-- DATA EXCERPTS follows --
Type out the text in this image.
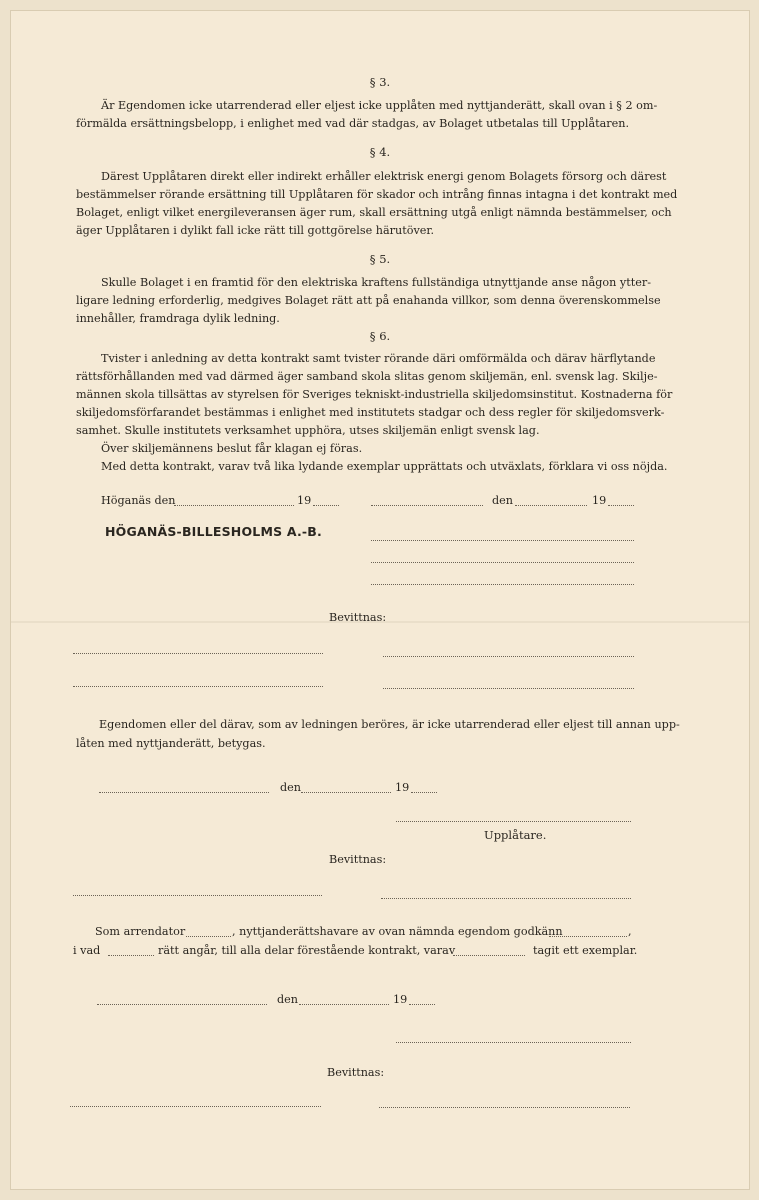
§ 3.
Är Egendomen icke utarrenderad eller eljest icke upplåten med nyttjanderätt, skall ovan i § 2 om-
förmälda ersättningsbelopp, i enlighet med vad där stadgas, av Bolaget utbetalas till Upplåtaren.
§ 4.
Därest Upplåtaren direkt eller indirekt erhåller elektrisk energi genom Bolagets försorg och därest
bestämmelser rörande ersättning till Upplåtaren för skador och intrång finnas intagna i det kontrakt med
Bolaget, enligt vilket energileveransen äger rum, skall ersättning utgå enligt nämnda bestämmelser, och
äger Upplåtaren i dylikt fall icke rätt till gottgörelse härutöver.
§ 5.
Skulle Bolaget i en framtid för den elektriska kraftens fullständiga utnyttjande anse någon ytter-
ligare ledning erforderlig, medgives Bolaget rätt att på enahanda villkor, som denna överenskommelse
innehåller, framdraga dylik ledning.
§ 6.
Tvister i anledning av detta kontrakt samt tvister rörande däri omförmälda och därav härflytande
rättsförhållanden med vad därmed äger samband skola slitas genom skiljemän, enl. svensk lag. Skilje-
männen skola tillsättas av styrelsen för Sveriges tekniskt-industriella skiljedomsinstitut. Kostnaderna för
skiljedomsförfarandet bestämmas i enlighet med institutets stadgar och dess regler för skiljedomsverk-
samhet. Skulle institutets verksamhet upphöra, utses skiljemän enligt svensk lag.
Över skiljemännens beslut får klagan ej föras.
Med detta kontrakt, varav två lika lydande exemplar upprättats och utväxlats, förklara vi oss nöjda.
Höganäs den	19	den	19
HÖGANÄS-BILLESHOLMS A.-B.
Bevittnas:
Egendomen eller del därav, som av ledningen beröres, är icke utarrenderad eller eljest till annan upp-
låten med nyttjanderätt, betygas.
den	19
Upplåtare.
Bevittnas:
Som arrendator	, nyttjanderättshavare av ovan nämnda egendom godkänn	,
i vad	rätt angår, till alla delar förestående kontrakt, varav	tagit ett exemplar.
den	19
Bevittnas:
-- DATA EXCERPTS concluded --
• EXERCISE
When you reproduce the material, keep every word exact and leave each picture out.

• ANSWER TO THIS EXERCISE
Type out the text in this image.
§ 3.
Är Egendomen icke utarrenderad eller eljest icke upplåten med nyttjanderätt, skall ovan i § 2 om-
förmälda ersättningsbelopp, i enlighet med vad där stadgas, av Bolaget utbetalas till Upplåtaren.
§ 4.
Därest Upplåtaren direkt eller indirekt erhåller elektrisk energi genom Bolagets försorg och därest
bestämmelser rörande ersättning till Upplåtaren för skador och intrång finnas intagna i det kontrakt med
Bolaget, enligt vilket energileveransen äger rum, skall ersättning utgå enligt nämnda bestämmelser, och
äger Upplåtaren i dylikt fall icke rätt till gottgörelse härutöver.
§ 5.
Skulle Bolaget i en framtid för den elektriska kraftens fullständiga utnyttjande anse någon ytter-
ligare ledning erforderlig, medgives Bolaget rätt att på enahanda villkor, som denna överenskommelse
innehåller, framdraga dylik ledning.
§ 6.
Tvister i anledning av detta kontrakt samt tvister rörande däri omförmälda och därav härflytande
rättsförhållanden med vad därmed äger samband skola slitas genom skiljemän, enl. svensk lag. Skilje-
männen skola tillsättas av styrelsen för Sveriges tekniskt-industriella skiljedomsinstitut. Kostnaderna för
skiljedomsförfarandet bestämmas i enlighet med institutets stadgar och dess regler för skiljedomsverk-
samhet. Skulle institutets verksamhet upphöra, utses skiljemän enligt svensk lag.
Över skiljemännens beslut får klagan ej föras.
Med detta kontrakt, varav två lika lydande exemplar upprättats och utväxlats, förklara vi oss nöjda.
Höganäs den	19	den	19
HÖGANÄS-BILLESHOLMS A.-B.
Bevittnas:
Egendomen eller del därav, som av ledningen beröres, är icke utarrenderad eller eljest till annan upp-
låten med nyttjanderätt, betygas.
den	19
Upplåtare.
Bevittnas:
Som arrendator	, nyttjanderättshavare av ovan nämnda egendom godkänn	,
i vad	rätt angår, till alla delar förestående kontrakt, varav	tagit ett exemplar.
den	19
Bevittnas:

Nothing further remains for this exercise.